Figure record extracts

>> start

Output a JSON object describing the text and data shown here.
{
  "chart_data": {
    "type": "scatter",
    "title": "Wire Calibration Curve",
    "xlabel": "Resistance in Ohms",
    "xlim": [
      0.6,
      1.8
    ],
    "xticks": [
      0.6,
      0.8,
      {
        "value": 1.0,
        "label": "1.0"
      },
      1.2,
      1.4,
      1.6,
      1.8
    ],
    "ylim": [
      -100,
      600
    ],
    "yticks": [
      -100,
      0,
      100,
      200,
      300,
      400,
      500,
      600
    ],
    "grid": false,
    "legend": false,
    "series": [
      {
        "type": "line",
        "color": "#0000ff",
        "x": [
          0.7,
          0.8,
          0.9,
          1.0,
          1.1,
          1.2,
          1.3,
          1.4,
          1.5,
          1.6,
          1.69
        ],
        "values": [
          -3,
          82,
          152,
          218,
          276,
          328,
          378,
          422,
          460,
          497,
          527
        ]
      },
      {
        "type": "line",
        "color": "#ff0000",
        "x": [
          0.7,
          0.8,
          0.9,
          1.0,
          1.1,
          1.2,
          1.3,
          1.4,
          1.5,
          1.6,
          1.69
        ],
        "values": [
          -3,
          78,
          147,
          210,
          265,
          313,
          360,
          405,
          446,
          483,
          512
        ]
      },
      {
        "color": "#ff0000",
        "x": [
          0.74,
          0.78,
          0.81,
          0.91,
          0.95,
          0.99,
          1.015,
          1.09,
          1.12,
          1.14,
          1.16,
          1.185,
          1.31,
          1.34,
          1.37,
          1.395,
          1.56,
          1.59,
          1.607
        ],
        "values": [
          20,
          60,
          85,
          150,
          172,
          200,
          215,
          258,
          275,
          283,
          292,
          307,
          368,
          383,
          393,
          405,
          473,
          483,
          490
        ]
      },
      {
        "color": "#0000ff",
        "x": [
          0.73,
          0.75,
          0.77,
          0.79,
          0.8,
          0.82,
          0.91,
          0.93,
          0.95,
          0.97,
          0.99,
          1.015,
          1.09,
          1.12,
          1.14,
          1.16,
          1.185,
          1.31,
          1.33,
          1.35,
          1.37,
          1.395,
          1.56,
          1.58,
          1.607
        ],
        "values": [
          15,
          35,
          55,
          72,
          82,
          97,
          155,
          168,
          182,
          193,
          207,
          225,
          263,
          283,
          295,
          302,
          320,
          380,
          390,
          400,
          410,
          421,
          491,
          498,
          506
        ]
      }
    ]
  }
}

>> end

The records above need to be transcribed in full. Keep every character unchanged.

Output a JSON object describing the text and data shown here.
{
  "chart_data": {
    "type": "scatter",
    "title": "Wire Calibration Curve",
    "xlabel": "Resistance in Ohms",
    "xlim": [
      0.6,
      1.8
    ],
    "xticks": [
      0.6,
      0.8,
      {
        "value": 1.0,
        "label": "1.0"
      },
      1.2,
      1.4,
      1.6,
      1.8
    ],
    "ylim": [
      -100,
      600
    ],
    "yticks": [
      -100,
      0,
      100,
      200,
      300,
      400,
      500,
      600
    ],
    "grid": false,
    "legend": false,
    "series": [
      {
        "type": "line",
        "color": "#0000ff",
        "x": [
          0.7,
          0.8,
          0.9,
          1.0,
          1.1,
          1.2,
          1.3,
          1.4,
          1.5,
          1.6,
          1.69
        ],
        "values": [
          -3,
          82,
          152,
          218,
          276,
          328,
          378,
          422,
          460,
          497,
          527
        ]
      },
      {
        "type": "line",
        "color": "#ff0000",
        "x": [
          0.7,
          0.8,
          0.9,
          1.0,
          1.1,
          1.2,
          1.3,
          1.4,
          1.5,
          1.6,
          1.69
        ],
        "values": [
          -3,
          78,
          147,
          210,
          265,
          313,
          360,
          405,
          446,
          483,
          512
        ]
      },
      {
        "color": "#ff0000",
        "x": [
          0.74,
          0.78,
          0.81,
          0.91,
          0.95,
          0.99,
          1.015,
          1.09,
          1.12,
          1.14,
          1.16,
          1.185,
          1.31,
          1.34,
          1.37,
          1.395,
          1.56,
          1.59,
          1.607
        ],
        "values": [
          20,
          60,
          85,
          150,
          172,
          200,
          215,
          258,
          275,
          283,
          292,
          307,
          368,
          383,
          393,
          405,
          473,
          483,
          490
        ]
      },
      {
        "color": "#0000ff",
        "x": [
          0.73,
          0.75,
          0.77,
          0.79,
          0.8,
          0.82,
          0.91,
          0.93,
          0.95,
          0.97,
          0.99,
          1.015,
          1.09,
          1.12,
          1.14,
          1.16,
          1.185,
          1.31,
          1.33,
          1.35,
          1.37,
          1.395,
          1.56,
          1.58,
          1.607
        ],
        "values": [
          15,
          35,
          55,
          72,
          82,
          97,
          155,
          168,
          182,
          193,
          207,
          225,
          263,
          283,
          295,
          302,
          320,
          380,
          390,
          400,
          410,
          421,
          491,
          498,
          506
        ]
      }
    ]
  }
}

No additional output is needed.